▶ _Exercise brief_
Output every line of the material exactly, omitting images.

▶ _Information shown_

-- START --

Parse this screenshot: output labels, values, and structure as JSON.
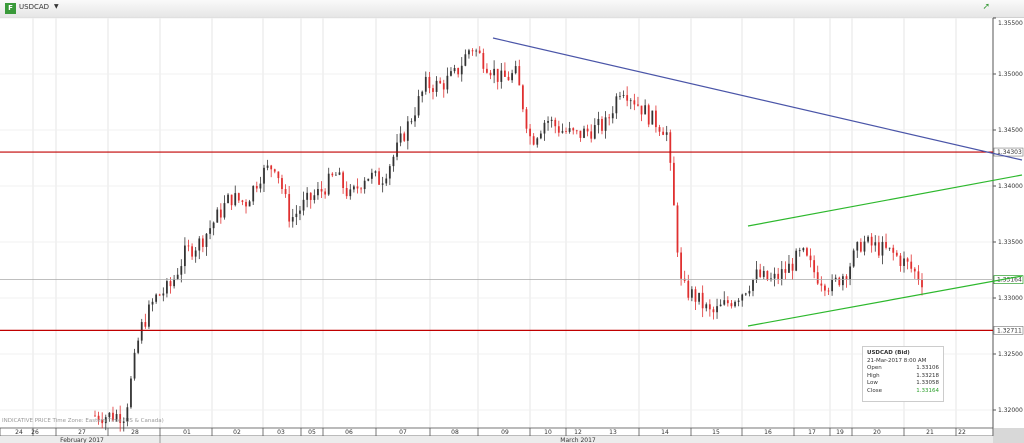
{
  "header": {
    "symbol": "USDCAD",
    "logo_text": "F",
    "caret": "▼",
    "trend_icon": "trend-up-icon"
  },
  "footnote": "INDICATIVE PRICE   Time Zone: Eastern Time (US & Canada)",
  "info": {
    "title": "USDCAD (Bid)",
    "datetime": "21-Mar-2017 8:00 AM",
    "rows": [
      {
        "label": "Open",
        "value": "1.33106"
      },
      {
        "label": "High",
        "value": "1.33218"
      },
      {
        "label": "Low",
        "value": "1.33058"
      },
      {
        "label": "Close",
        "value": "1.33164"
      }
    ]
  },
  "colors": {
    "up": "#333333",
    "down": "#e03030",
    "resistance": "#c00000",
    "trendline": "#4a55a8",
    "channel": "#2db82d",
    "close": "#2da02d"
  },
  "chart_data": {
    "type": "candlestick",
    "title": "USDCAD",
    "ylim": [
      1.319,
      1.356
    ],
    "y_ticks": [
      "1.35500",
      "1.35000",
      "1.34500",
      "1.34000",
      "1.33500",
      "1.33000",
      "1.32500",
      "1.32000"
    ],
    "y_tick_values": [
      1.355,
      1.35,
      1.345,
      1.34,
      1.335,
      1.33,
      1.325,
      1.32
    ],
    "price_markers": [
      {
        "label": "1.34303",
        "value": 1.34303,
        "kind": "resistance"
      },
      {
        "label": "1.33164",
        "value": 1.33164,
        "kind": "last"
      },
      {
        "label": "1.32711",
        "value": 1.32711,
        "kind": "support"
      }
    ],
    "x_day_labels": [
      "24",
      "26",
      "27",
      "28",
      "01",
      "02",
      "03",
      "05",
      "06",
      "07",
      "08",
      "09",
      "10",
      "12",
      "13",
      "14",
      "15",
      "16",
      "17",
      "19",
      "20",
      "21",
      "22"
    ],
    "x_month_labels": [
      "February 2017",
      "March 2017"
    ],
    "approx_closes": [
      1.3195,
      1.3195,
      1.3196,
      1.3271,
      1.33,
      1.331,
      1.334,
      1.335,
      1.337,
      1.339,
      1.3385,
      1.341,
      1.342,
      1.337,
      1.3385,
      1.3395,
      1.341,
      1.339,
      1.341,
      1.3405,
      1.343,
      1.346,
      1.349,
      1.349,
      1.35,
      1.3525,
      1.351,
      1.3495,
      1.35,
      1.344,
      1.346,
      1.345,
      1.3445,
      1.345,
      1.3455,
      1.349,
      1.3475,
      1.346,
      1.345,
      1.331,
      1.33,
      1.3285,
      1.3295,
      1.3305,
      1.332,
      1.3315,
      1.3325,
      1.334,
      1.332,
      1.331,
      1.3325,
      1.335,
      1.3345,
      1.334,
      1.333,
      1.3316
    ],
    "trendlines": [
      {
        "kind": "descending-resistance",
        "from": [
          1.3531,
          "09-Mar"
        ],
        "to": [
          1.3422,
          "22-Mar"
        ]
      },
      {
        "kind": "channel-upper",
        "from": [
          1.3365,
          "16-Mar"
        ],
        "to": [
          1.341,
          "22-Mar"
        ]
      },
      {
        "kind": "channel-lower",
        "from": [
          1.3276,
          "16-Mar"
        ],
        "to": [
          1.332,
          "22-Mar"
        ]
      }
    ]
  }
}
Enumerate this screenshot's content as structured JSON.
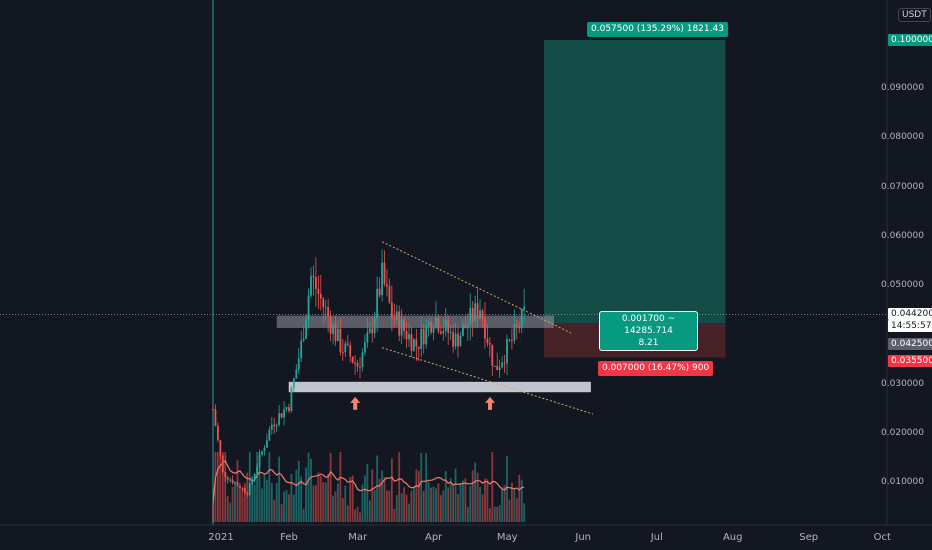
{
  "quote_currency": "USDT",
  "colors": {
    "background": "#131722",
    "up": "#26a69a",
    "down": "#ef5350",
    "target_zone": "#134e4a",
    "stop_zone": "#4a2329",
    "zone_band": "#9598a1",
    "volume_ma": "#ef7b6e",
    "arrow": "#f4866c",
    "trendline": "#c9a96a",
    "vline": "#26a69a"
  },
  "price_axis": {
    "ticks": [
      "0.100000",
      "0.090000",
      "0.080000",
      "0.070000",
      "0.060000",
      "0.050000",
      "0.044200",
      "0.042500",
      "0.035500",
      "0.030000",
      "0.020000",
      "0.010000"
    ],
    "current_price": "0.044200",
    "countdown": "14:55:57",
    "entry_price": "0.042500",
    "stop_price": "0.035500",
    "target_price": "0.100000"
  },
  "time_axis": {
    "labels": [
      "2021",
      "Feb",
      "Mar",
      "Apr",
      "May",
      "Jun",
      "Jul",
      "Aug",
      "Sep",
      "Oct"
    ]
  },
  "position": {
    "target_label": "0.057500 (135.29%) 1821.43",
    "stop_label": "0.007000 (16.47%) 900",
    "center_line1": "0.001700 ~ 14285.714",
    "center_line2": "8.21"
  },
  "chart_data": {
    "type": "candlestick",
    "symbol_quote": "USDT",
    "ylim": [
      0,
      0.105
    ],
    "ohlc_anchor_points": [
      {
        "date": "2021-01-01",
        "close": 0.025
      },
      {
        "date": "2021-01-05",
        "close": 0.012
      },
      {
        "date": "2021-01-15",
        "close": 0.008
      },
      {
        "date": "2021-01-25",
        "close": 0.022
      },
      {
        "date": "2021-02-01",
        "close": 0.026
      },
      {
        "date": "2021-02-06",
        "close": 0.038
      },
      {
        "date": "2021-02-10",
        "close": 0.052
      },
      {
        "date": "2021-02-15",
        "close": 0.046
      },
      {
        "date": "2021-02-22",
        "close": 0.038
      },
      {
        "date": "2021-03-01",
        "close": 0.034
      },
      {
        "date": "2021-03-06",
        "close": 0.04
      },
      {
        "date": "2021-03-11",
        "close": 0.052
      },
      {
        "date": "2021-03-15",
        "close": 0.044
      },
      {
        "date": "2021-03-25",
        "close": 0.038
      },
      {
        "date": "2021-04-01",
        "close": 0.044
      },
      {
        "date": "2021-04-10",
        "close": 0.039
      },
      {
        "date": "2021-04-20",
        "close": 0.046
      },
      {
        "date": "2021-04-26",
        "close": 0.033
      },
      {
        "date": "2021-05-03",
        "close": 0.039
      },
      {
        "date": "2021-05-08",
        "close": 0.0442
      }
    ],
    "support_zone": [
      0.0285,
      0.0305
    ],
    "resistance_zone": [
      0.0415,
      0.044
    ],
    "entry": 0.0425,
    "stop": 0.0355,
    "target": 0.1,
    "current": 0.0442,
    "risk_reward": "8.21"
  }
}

-- END --

▶ _Written response_
Parse this screenshot: output labels, values, and structure as JSON.
{
  "header": {
    "symbol": "USDCAD",
    "logo_text": "F",
    "caret": "▼",
    "trend_icon": "trend-up-icon"
  },
  "footnote": "INDICATIVE PRICE   Time Zone: Eastern Time (US & Canada)",
  "info": {
    "title": "USDCAD (Bid)",
    "datetime": "21-Mar-2017 8:00 AM",
    "rows": [
      {
        "label": "Open",
        "value": "1.33106"
      },
      {
        "label": "High",
        "value": "1.33218"
      },
      {
        "label": "Low",
        "value": "1.33058"
      },
      {
        "label": "Close",
        "value": "1.33164"
      }
    ]
  },
  "colors": {
    "up": "#333333",
    "down": "#e03030",
    "resistance": "#c00000",
    "trendline": "#4a55a8",
    "channel": "#2db82d",
    "close": "#2da02d"
  },
  "chart_data": {
    "type": "candlestick",
    "title": "USDCAD",
    "ylim": [
      1.319,
      1.356
    ],
    "y_ticks": [
      "1.35500",
      "1.35000",
      "1.34500",
      "1.34000",
      "1.33500",
      "1.33000",
      "1.32500",
      "1.32000"
    ],
    "y_tick_values": [
      1.355,
      1.35,
      1.345,
      1.34,
      1.335,
      1.33,
      1.325,
      1.32
    ],
    "price_markers": [
      {
        "label": "1.34303",
        "value": 1.34303,
        "kind": "resistance"
      },
      {
        "label": "1.33164",
        "value": 1.33164,
        "kind": "last"
      },
      {
        "label": "1.32711",
        "value": 1.32711,
        "kind": "support"
      }
    ],
    "x_day_labels": [
      "24",
      "26",
      "27",
      "28",
      "01",
      "02",
      "03",
      "05",
      "06",
      "07",
      "08",
      "09",
      "10",
      "12",
      "13",
      "14",
      "15",
      "16",
      "17",
      "19",
      "20",
      "21",
      "22"
    ],
    "x_month_labels": [
      "February 2017",
      "March 2017"
    ],
    "approx_closes": [
      1.3195,
      1.3195,
      1.3196,
      1.3271,
      1.33,
      1.331,
      1.334,
      1.335,
      1.337,
      1.339,
      1.3385,
      1.341,
      1.342,
      1.337,
      1.3385,
      1.3395,
      1.341,
      1.339,
      1.341,
      1.3405,
      1.343,
      1.346,
      1.349,
      1.349,
      1.35,
      1.3525,
      1.351,
      1.3495,
      1.35,
      1.344,
      1.346,
      1.345,
      1.3445,
      1.345,
      1.3455,
      1.349,
      1.3475,
      1.346,
      1.345,
      1.331,
      1.33,
      1.3285,
      1.3295,
      1.3305,
      1.332,
      1.3315,
      1.3325,
      1.334,
      1.332,
      1.331,
      1.3325,
      1.335,
      1.3345,
      1.334,
      1.333,
      1.3316
    ],
    "trendlines": [
      {
        "kind": "descending-resistance",
        "from": [
          1.3531,
          "09-Mar"
        ],
        "to": [
          1.3422,
          "22-Mar"
        ]
      },
      {
        "kind": "channel-upper",
        "from": [
          1.3365,
          "16-Mar"
        ],
        "to": [
          1.341,
          "22-Mar"
        ]
      },
      {
        "kind": "channel-lower",
        "from": [
          1.3276,
          "16-Mar"
        ],
        "to": [
          1.332,
          "22-Mar"
        ]
      }
    ]
  }
}
Enumerate this screenshot's content as structured JSON.
{
  "quote_currency": "USDT",
  "colors": {
    "background": "#131722",
    "up": "#26a69a",
    "down": "#ef5350",
    "target_zone": "#134e4a",
    "stop_zone": "#4a2329",
    "zone_band": "#9598a1",
    "volume_ma": "#ef7b6e",
    "arrow": "#f4866c",
    "trendline": "#c9a96a",
    "vline": "#26a69a"
  },
  "price_axis": {
    "ticks": [
      "0.100000",
      "0.090000",
      "0.080000",
      "0.070000",
      "0.060000",
      "0.050000",
      "0.044200",
      "0.042500",
      "0.035500",
      "0.030000",
      "0.020000",
      "0.010000"
    ],
    "current_price": "0.044200",
    "countdown": "14:55:57",
    "entry_price": "0.042500",
    "stop_price": "0.035500",
    "target_price": "0.100000"
  },
  "time_axis": {
    "labels": [
      "2021",
      "Feb",
      "Mar",
      "Apr",
      "May",
      "Jun",
      "Jul",
      "Aug",
      "Sep",
      "Oct"
    ]
  },
  "position": {
    "target_label": "0.057500 (135.29%) 1821.43",
    "stop_label": "0.007000 (16.47%) 900",
    "center_line1": "0.001700 ~ 14285.714",
    "center_line2": "8.21"
  },
  "chart_data": {
    "type": "candlestick",
    "symbol_quote": "USDT",
    "ylim": [
      0,
      0.105
    ],
    "ohlc_anchor_points": [
      {
        "date": "2021-01-01",
        "close": 0.025
      },
      {
        "date": "2021-01-05",
        "close": 0.012
      },
      {
        "date": "2021-01-15",
        "close": 0.008
      },
      {
        "date": "2021-01-25",
        "close": 0.022
      },
      {
        "date": "2021-02-01",
        "close": 0.026
      },
      {
        "date": "2021-02-06",
        "close": 0.038
      },
      {
        "date": "2021-02-10",
        "close": 0.052
      },
      {
        "date": "2021-02-15",
        "close": 0.046
      },
      {
        "date": "2021-02-22",
        "close": 0.038
      },
      {
        "date": "2021-03-01",
        "close": 0.034
      },
      {
        "date": "2021-03-06",
        "close": 0.04
      },
      {
        "date": "2021-03-11",
        "close": 0.052
      },
      {
        "date": "2021-03-15",
        "close": 0.044
      },
      {
        "date": "2021-03-25",
        "close": 0.038
      },
      {
        "date": "2021-04-01",
        "close": 0.044
      },
      {
        "date": "2021-04-10",
        "close": 0.039
      },
      {
        "date": "2021-04-20",
        "close": 0.046
      },
      {
        "date": "2021-04-26",
        "close": 0.033
      },
      {
        "date": "2021-05-03",
        "close": 0.039
      },
      {
        "date": "2021-05-08",
        "close": 0.0442
      }
    ],
    "support_zone": [
      0.0285,
      0.0305
    ],
    "resistance_zone": [
      0.0415,
      0.044
    ],
    "entry": 0.0425,
    "stop": 0.0355,
    "target": 0.1,
    "current": 0.0442,
    "risk_reward": "8.21"
  }
}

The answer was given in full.